[Exercise instructions]:
Establish how many lines in the material include the string "Usage" and report it as a lone number.

[Given records]:
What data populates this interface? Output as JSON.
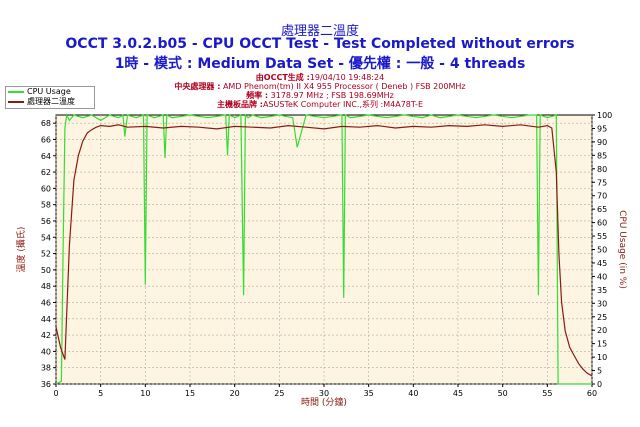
{
  "titles": {
    "line1": "處理器二溫度",
    "line2": "OCCT 3.0.2.b05 - CPU OCCT Test - Test Completed without errors",
    "line3": "1時 - 模式 : Medium Data Set - 優先權 : 一般 - 4 threads"
  },
  "info": {
    "generated_label": "由OCCT生成 :",
    "generated_value": "19/04/10 19:48:24",
    "cpu_label": "中央處理器 :",
    "cpu_value": "AMD Phenom(tm) II X4 955 Processor ( Deneb ) FSB 200MHz",
    "freq_label": "頻率 :",
    "freq_value": "3178.97 MHz ; FSB 198.69MHz",
    "mb_label": "主機板品牌 :",
    "mb_value": "ASUSTeK Computer INC.,系列 :M4A78T-E"
  },
  "colors": {
    "cpu_line": "#33dd33",
    "temp_line": "#8b1a10",
    "plot_bg": "#fdf5e1",
    "axis_text_left": "#8b1a10",
    "title": "#1a1acc"
  },
  "chart_data": {
    "type": "line",
    "xlabel": "時間 (分鐘)",
    "ylabel_left": "溫度 (攝氏)",
    "ylabel_right": "CPU Usage (in %)",
    "xlim": [
      0,
      60
    ],
    "ylim_left": [
      36,
      69
    ],
    "ylim_right": [
      0,
      100
    ],
    "x_ticks": [
      0,
      5,
      10,
      15,
      20,
      25,
      30,
      35,
      40,
      45,
      50,
      55,
      60
    ],
    "y_ticks_left": [
      36,
      38,
      40,
      42,
      44,
      46,
      48,
      50,
      52,
      54,
      56,
      58,
      60,
      62,
      64,
      66,
      68
    ],
    "y_ticks_right": [
      0,
      5,
      10,
      15,
      20,
      25,
      30,
      35,
      40,
      45,
      50,
      55,
      60,
      65,
      70,
      75,
      80,
      85,
      90,
      95,
      100
    ],
    "grid": true,
    "legend": "top-left",
    "series": [
      {
        "name": "CPU Usage",
        "axis": "right",
        "x": [
          0,
          0.6,
          0.8,
          1.0,
          1.2,
          1.5,
          2,
          3,
          4,
          5,
          6,
          7,
          7.5,
          7.7,
          8,
          9,
          9.8,
          10.0,
          10.2,
          11,
          12,
          12.2,
          12.4,
          13,
          15,
          17,
          19,
          19.2,
          19.4,
          20,
          20.7,
          21,
          21.2,
          21.5,
          22,
          23,
          25,
          26.5,
          27,
          28,
          30,
          32,
          32.2,
          32.4,
          33,
          35,
          37,
          39,
          41,
          42,
          43,
          45,
          47,
          49,
          51,
          53,
          53.8,
          54.0,
          54.2,
          55,
          56.0,
          56.2,
          56.5,
          57,
          60
        ],
        "values": [
          0,
          1,
          50,
          95,
          100,
          98,
          100,
          99,
          100,
          98,
          100,
          99,
          100,
          92,
          100,
          99,
          100,
          37,
          100,
          99,
          100,
          84,
          100,
          99,
          100,
          99,
          100,
          85,
          100,
          99,
          100,
          33,
          100,
          99,
          100,
          99,
          100,
          99,
          88,
          100,
          99,
          100,
          32,
          100,
          99,
          100,
          99,
          100,
          99,
          100,
          99,
          100,
          99,
          100,
          99,
          100,
          100,
          33,
          100,
          99,
          100,
          0,
          0,
          0,
          0
        ]
      },
      {
        "name": "處理器二溫度",
        "axis": "left",
        "x": [
          0,
          0.5,
          1.0,
          1.5,
          2,
          2.5,
          3,
          3.5,
          4,
          4.5,
          5,
          6,
          7,
          8,
          10,
          12,
          14,
          16,
          18,
          20,
          22,
          24,
          26,
          28,
          30,
          32,
          34,
          36,
          38,
          40,
          42,
          44,
          46,
          48,
          50,
          52,
          54,
          55,
          55.5,
          56,
          56.3,
          56.6,
          57,
          57.5,
          58,
          58.5,
          59,
          59.5,
          60
        ],
        "values": [
          43,
          40.5,
          39,
          53,
          61,
          64,
          65.8,
          66.8,
          67.2,
          67.5,
          67.7,
          67.6,
          67.8,
          67.5,
          67.6,
          67.4,
          67.6,
          67.5,
          67.3,
          67.6,
          67.5,
          67.4,
          67.7,
          67.5,
          67.3,
          67.6,
          67.5,
          67.7,
          67.4,
          67.6,
          67.5,
          67.7,
          67.6,
          67.8,
          67.6,
          67.8,
          67.5,
          67.7,
          67.4,
          62,
          52,
          46,
          42.5,
          40.5,
          39.5,
          38.5,
          37.8,
          37.3,
          37
        ]
      }
    ]
  }
}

[Answer to the task]:
2